PROBLEM TO SOLVE ▸ Copy each line that contains the word "totale".

DATA ▸

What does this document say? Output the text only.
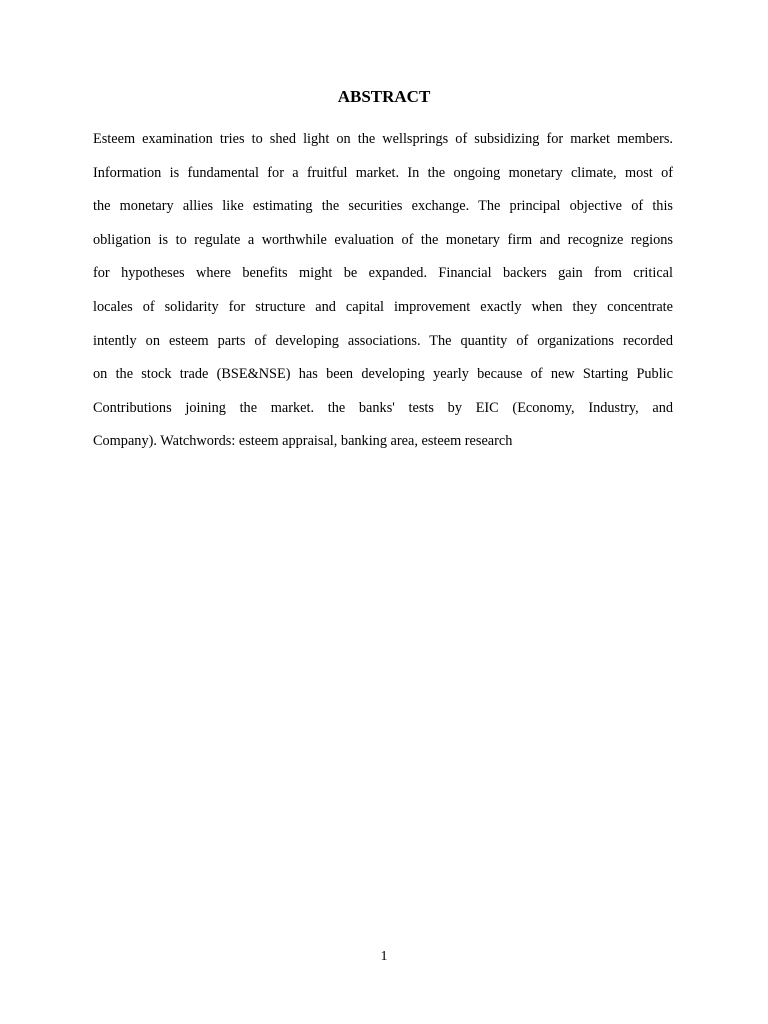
ABSTRACT
Esteem examination tries to shed light on the wellsprings of subsidizing for market members.
Information is fundamental for a fruitful market. In the ongoing monetary climate, most of
the monetary allies like estimating the securities exchange. The principal objective of this
obligation is to regulate a worthwhile evaluation of the monetary firm and recognize regions
for hypotheses where benefits might be expanded. Financial backers gain from critical
locales of solidarity for structure and capital improvement exactly when they concentrate
intently on esteem parts of developing associations. The quantity of organizations recorded
on the stock trade (BSE&NSE) has been developing yearly because of new Starting Public
Contributions joining the market. the banks' tests by EIC (Economy, Industry, and
Company). Watchwords: esteem appraisal, banking area, esteem research

1
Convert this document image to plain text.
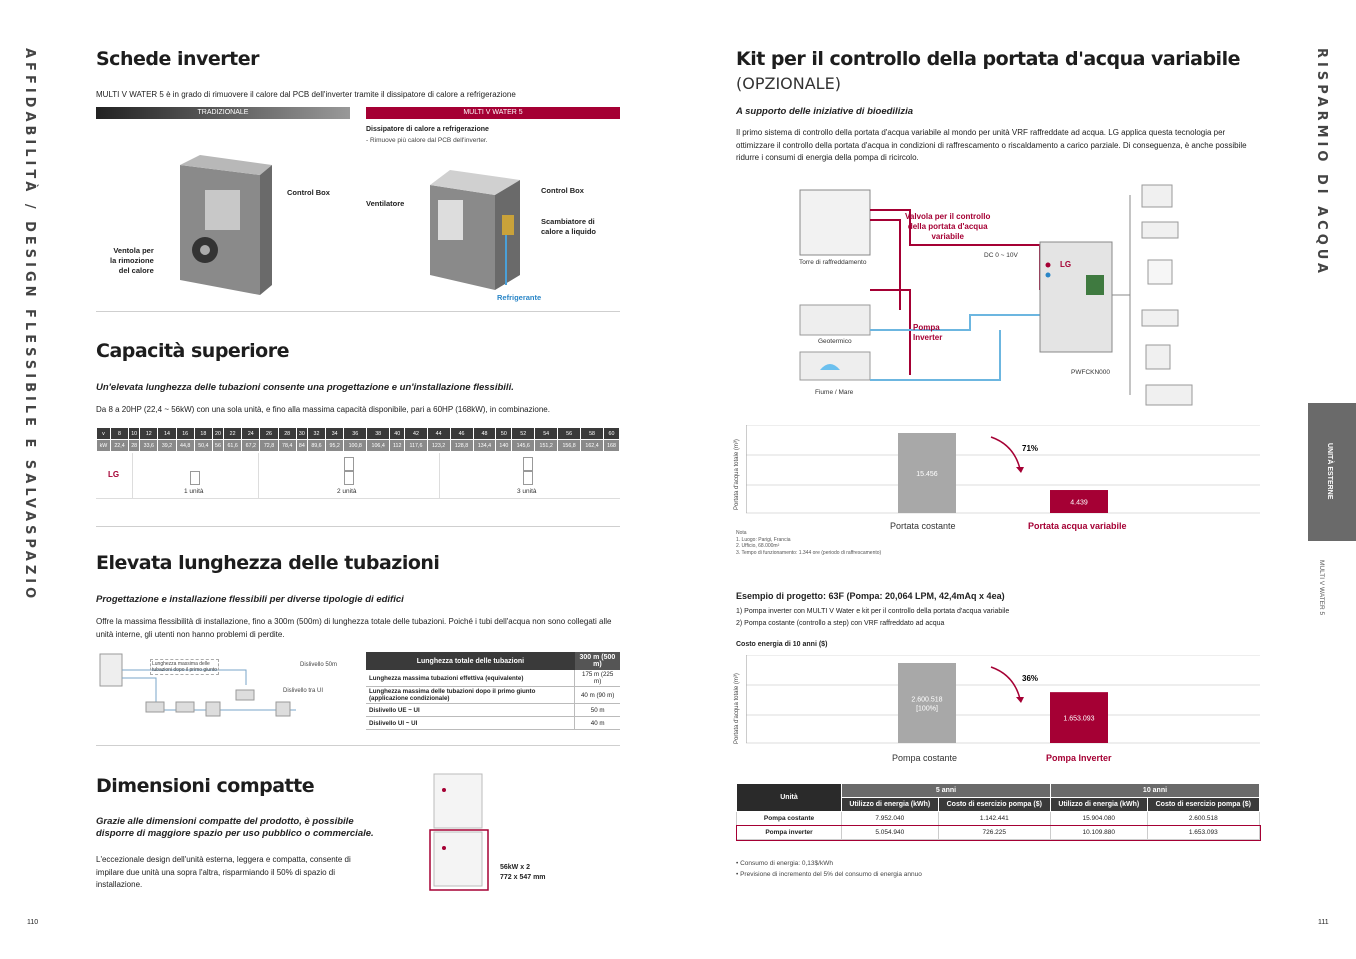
AFFIDABILITÀ / DESIGN FLESSIBILE E SALVASPAZIO	RISPARMIO DI ACQUA
UNITÀ ESTERNE
MULTI V WATER 5
110	111
Schede inverter
MULTI V WATER 5 è in grado di rimuovere il calore dal PCB dell'inverter tramite il dissipatore di calore a refrigerazione
TRADIZIONALE	MULTI V WATER 5
Dissipatore di calore a refrigerazione
- Rimuove più calore dal PCB dell'inverter.
Control Box
Ventola per
la rimozione
del calore
Ventilatore
Control Box
Scambiatore di
calore a liquido
Refrigerante
Capacità superiore
Un'elevata lunghezza delle tubazioni consente una progettazione e un'installazione flessibili.
Da 8 a 20HP (22,4 ~ 56kW) con una sola unità, e fino alla massima capacità disponibile, pari a 60HP (168kW), in combinazione.
v	8	10	12	14	16	18	20	22	24	26	28	30	32	34	36	38	40	42	44	46	48	50	52	54	56	58	60
kW	22,4	28	33,6	39,2	44,8	50,4	56	61,6	67,2	72,8	78,4	84	89,6	95,2	100,8	106,4	112	117,6	123,2	128,8	134,4	140	145,6	151,2	156,8	162,4	168
LG
1 unità	2 unità	3 unità
Elevata lunghezza delle tubazioni
Progettazione e installazione flessibili per diverse tipologie di edifici
Offre la massima flessibilità di installazione, fino a 300m (500m) di lunghezza totale delle tubazioni. Poiché i tubi dell'acqua non sono collegati alle unità interne, gli utenti non hanno problemi di perdite.
Lunghezza massima delle
tubazioni dopo il primo giunto
Dislivello 50m
Dislivello tra UI
Lunghezza totale delle tubazioni	300 m (500 m)
Lunghezza massima tubazioni effettiva (equivalente)	175 m (225 m)
Lunghezza massima delle tubazioni dopo il primo giunto (applicazione condizionale)	40 m (90 m)
Dislivello UE ~ UI	50 m
Dislivello UI ~ UI	40 m
Dimensioni compatte
Grazie alle dimensioni compatte del prodotto, è possibile disporre di maggiore spazio per uso pubblico o commerciale.
L'eccezionale design dell'unità esterna, leggera e compatta, consente di impilare due unità una sopra l'altra, risparmiando il 50% di spazio di installazione.
56kW x 2
772 x 547 mm
Kit per il controllo della portata d'acqua variabile
(OPZIONALE)
A supporto delle iniziative di bioedilizia
Il primo sistema di controllo della portata d'acqua variabile al mondo per unità VRF raffreddate ad acqua. LG applica questa tecnologia per ottimizzare il controllo della portata d'acqua in condizioni di raffrescamento o riscaldamento a carico parziale. Di conseguenza, è anche possibile ridurre i consumi di energia della pompa di ricircolo.
Torre di raffreddamento
Valvola per il controllo
della portata d'acqua
variabile
DC 0 ~ 10V
Geotermico
Pompa
Inverter
Fiume / Mare
PWFCKN000
LG
Portata d'acqua totale (m³)	15.456
4.439
71%
Portata costante	Portata acqua variabile
Nota
1. Luogo: Parigi, Francia
2. Ufficio, 68.000m²
3. Tempo di funzionamento: 1.344 ore (periodo di raffrescamento)
Esempio di progetto: 63F (Pompa: 20,064 LPM, 42,4mAq x 4ea)
1) Pompa inverter con MULTI V Water e kit per il controllo della portata d'acqua variabile
2) Pompa costante (controllo a step) con VRF raffreddato ad acqua
Costo energia di 10 anni ($)
Portata d'acqua totale (m³)	2.600.518
[100%]
1.653.093
36%
Pompa costante	Pompa Inverter
Unità	5 anni		10 anni	
	Utilizzo di energia (kWh)	Costo di esercizio pompa ($)	Utilizzo di energia (kWh)	Costo di esercizio pompa ($)
Pompa costante	7.952.040	1.142.441	15.904.080	2.600.518
Pompa inverter	5.054.940	726.225	10.109.880	1.653.093
• Consumo di energia: 0,13$/kWh
• Previsione di incremento del 5% del consumo di energia annuo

EXERCISE RESPONSE ▸
Offre la massima flessibilità di installazione, fino a 300m (500m) di lunghezza totale delle tubazioni. Poiché i tubi dell'acqua non sono collegati alle unità interne, gli utenti non hanno problemi di perdite.
Lunghezza totale delle tubazioni	300 m (500 m)
Portata d'acqua totale (m³)	15.456
Portata d'acqua totale (m³)	2.600.518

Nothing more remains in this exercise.